Dataset records:
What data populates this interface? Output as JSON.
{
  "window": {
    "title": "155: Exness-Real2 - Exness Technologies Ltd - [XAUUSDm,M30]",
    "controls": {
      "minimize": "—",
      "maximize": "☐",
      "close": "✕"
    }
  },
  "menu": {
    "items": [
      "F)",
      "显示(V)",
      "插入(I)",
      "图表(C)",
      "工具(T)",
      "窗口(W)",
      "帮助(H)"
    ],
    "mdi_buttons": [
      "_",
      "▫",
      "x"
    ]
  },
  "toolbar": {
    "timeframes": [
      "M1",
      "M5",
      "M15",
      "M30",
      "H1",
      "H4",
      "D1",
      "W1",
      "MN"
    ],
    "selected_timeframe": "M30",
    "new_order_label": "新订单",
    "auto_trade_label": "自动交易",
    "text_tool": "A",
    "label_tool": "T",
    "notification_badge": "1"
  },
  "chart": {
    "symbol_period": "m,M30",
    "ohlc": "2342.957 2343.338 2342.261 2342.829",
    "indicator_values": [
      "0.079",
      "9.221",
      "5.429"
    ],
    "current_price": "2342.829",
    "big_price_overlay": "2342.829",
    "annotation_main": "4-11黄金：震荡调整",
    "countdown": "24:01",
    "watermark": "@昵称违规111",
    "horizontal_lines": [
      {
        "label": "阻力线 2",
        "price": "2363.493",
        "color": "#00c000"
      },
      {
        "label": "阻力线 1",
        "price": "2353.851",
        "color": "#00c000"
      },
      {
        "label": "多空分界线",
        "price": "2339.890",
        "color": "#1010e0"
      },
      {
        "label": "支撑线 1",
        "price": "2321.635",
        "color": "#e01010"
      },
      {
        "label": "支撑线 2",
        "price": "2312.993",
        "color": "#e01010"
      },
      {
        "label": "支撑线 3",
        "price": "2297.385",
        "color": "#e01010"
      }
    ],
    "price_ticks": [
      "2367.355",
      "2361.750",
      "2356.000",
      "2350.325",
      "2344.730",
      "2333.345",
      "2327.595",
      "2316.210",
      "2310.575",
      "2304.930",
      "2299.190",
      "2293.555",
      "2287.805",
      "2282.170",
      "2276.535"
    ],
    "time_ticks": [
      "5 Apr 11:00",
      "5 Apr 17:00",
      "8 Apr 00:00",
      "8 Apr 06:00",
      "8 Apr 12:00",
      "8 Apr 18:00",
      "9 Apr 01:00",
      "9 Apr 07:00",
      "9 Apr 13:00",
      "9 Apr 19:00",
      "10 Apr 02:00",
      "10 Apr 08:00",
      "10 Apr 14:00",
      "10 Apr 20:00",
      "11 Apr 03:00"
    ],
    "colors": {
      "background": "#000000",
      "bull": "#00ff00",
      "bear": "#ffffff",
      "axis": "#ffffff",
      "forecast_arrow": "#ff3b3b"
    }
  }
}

Task prompt:
Make an exact copy of every entry.

Task output:
What data populates this interface? Output as JSON.
{
  "window": {
    "title": "155: Exness-Real2 - Exness Technologies Ltd - [XAUUSDm,M30]",
    "controls": {
      "minimize": "—",
      "maximize": "☐",
      "close": "✕"
    }
  },
  "menu": {
    "items": [
      "F)",
      "显示(V)",
      "插入(I)",
      "图表(C)",
      "工具(T)",
      "窗口(W)",
      "帮助(H)"
    ],
    "mdi_buttons": [
      "_",
      "▫",
      "x"
    ]
  },
  "toolbar": {
    "timeframes": [
      "M1",
      "M5",
      "M15",
      "M30",
      "H1",
      "H4",
      "D1",
      "W1",
      "MN"
    ],
    "selected_timeframe": "M30",
    "new_order_label": "新订单",
    "auto_trade_label": "自动交易",
    "text_tool": "A",
    "label_tool": "T",
    "notification_badge": "1"
  },
  "chart": {
    "symbol_period": "m,M30",
    "ohlc": "2342.957 2343.338 2342.261 2342.829",
    "indicator_values": [
      "0.079",
      "9.221",
      "5.429"
    ],
    "current_price": "2342.829",
    "big_price_overlay": "2342.829",
    "annotation_main": "4-11黄金：震荡调整",
    "countdown": "24:01",
    "watermark": "@昵称违规111",
    "horizontal_lines": [
      {
        "label": "阻力线 2",
        "price": "2363.493",
        "color": "#00c000"
      },
      {
        "label": "阻力线 1",
        "price": "2353.851",
        "color": "#00c000"
      },
      {
        "label": "多空分界线",
        "price": "2339.890",
        "color": "#1010e0"
      },
      {
        "label": "支撑线 1",
        "price": "2321.635",
        "color": "#e01010"
      },
      {
        "label": "支撑线 2",
        "price": "2312.993",
        "color": "#e01010"
      },
      {
        "label": "支撑线 3",
        "price": "2297.385",
        "color": "#e01010"
      }
    ],
    "price_ticks": [
      "2367.355",
      "2361.750",
      "2356.000",
      "2350.325",
      "2344.730",
      "2333.345",
      "2327.595",
      "2316.210",
      "2310.575",
      "2304.930",
      "2299.190",
      "2293.555",
      "2287.805",
      "2282.170",
      "2276.535"
    ],
    "time_ticks": [
      "5 Apr 11:00",
      "5 Apr 17:00",
      "8 Apr 00:00",
      "8 Apr 06:00",
      "8 Apr 12:00",
      "8 Apr 18:00",
      "9 Apr 01:00",
      "9 Apr 07:00",
      "9 Apr 13:00",
      "9 Apr 19:00",
      "10 Apr 02:00",
      "10 Apr 08:00",
      "10 Apr 14:00",
      "10 Apr 20:00",
      "11 Apr 03:00"
    ],
    "colors": {
      "background": "#000000",
      "bull": "#00ff00",
      "bear": "#ffffff",
      "axis": "#ffffff",
      "forecast_arrow": "#ff3b3b"
    }
  }
}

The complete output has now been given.